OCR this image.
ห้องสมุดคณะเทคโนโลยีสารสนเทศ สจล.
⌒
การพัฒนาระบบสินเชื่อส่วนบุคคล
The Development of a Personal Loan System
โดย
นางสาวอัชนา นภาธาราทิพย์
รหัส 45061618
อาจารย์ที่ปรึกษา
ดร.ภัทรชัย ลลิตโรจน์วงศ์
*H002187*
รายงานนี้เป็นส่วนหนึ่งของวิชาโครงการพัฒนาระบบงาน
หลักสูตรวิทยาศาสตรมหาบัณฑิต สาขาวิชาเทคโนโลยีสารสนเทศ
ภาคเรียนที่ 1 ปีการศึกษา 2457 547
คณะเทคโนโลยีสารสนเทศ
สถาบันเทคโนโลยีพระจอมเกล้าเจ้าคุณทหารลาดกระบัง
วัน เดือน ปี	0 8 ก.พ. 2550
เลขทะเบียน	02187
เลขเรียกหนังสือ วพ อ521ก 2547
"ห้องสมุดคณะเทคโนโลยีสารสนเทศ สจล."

━━━━━━━━━━━━━━━━━━━━━━━━━━━━━━

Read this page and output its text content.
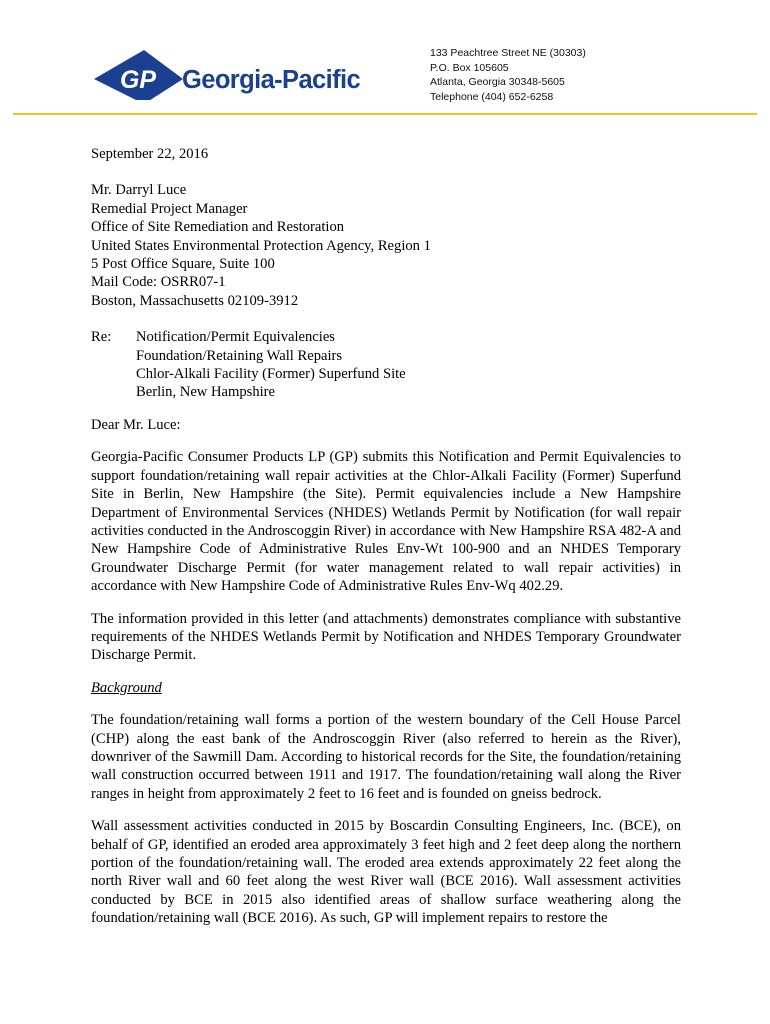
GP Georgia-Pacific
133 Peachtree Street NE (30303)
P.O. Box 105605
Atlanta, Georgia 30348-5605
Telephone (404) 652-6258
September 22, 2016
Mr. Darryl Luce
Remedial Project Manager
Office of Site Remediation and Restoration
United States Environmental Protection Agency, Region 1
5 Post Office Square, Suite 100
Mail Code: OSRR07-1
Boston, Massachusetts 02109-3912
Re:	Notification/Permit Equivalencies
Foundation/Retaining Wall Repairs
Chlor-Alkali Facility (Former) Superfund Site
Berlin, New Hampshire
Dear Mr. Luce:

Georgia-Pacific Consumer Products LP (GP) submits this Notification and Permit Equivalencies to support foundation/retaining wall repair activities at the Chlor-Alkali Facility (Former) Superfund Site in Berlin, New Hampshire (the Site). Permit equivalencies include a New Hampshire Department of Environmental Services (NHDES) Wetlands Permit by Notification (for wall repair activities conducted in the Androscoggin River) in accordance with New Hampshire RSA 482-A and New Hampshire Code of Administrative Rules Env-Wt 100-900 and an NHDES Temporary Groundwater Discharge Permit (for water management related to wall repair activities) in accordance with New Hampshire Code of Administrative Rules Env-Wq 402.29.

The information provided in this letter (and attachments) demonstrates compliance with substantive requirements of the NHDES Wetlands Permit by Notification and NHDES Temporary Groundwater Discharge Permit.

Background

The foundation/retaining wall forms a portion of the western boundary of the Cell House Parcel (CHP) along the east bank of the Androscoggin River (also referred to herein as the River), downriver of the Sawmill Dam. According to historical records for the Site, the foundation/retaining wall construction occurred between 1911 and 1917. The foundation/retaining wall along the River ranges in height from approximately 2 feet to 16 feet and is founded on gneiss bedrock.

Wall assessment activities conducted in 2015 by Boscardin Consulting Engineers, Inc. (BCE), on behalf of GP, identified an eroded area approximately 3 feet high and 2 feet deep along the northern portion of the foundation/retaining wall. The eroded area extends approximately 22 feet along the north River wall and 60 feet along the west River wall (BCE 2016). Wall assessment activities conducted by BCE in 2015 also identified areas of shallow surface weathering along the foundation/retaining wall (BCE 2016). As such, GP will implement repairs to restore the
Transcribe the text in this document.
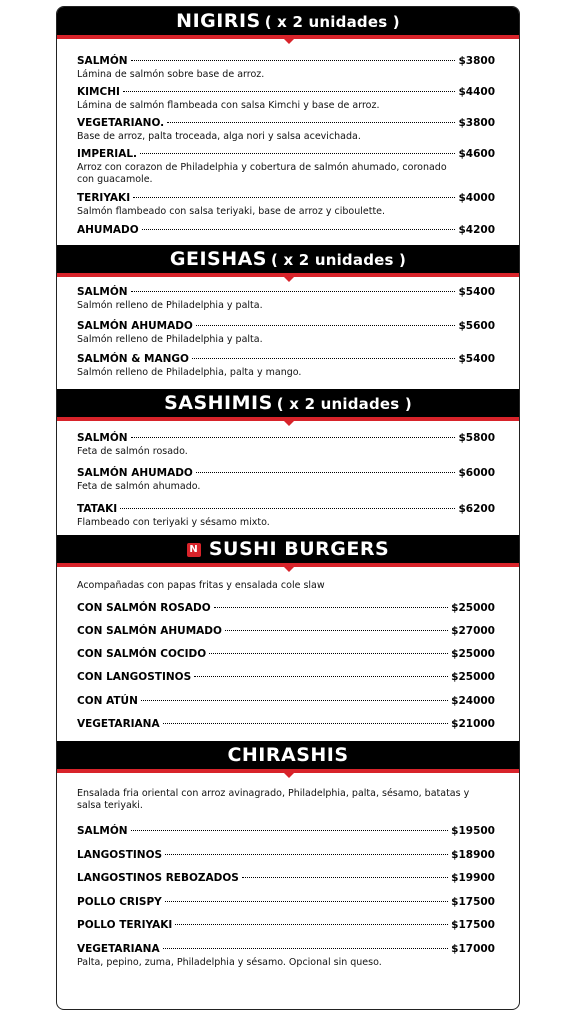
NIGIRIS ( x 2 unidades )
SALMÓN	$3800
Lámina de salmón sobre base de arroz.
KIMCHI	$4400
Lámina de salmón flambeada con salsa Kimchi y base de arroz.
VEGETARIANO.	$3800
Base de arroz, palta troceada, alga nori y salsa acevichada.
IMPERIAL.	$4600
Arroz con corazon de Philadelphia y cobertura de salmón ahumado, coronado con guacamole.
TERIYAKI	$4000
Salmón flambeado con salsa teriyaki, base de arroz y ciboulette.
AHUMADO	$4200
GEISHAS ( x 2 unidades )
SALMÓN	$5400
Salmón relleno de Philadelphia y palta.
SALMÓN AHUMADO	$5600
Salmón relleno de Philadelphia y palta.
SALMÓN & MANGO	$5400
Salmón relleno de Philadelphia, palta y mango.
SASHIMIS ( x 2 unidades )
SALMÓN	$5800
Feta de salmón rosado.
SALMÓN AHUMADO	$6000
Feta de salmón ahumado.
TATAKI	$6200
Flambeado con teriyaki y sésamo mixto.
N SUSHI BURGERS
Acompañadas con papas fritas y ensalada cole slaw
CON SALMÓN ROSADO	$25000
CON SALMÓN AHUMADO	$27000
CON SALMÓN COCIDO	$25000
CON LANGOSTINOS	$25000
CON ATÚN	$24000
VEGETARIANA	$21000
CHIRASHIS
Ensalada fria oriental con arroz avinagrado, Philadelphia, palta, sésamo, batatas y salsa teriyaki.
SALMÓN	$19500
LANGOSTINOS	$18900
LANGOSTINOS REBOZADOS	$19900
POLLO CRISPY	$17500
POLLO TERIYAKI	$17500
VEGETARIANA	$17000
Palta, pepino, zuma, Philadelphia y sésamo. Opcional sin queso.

━━━━━━━━━━━━━━━━━━━━━━━━━━━━━━

- TASK DIRECTIONS:
Return only those lines of the records that contain the string "LANGOSTINOS".

- EXERCISE OUTPUT:
CON LANGOSTINOS	$25000
LANGOSTINOS	$18900
LANGOSTINOS REBOZADOS	$19900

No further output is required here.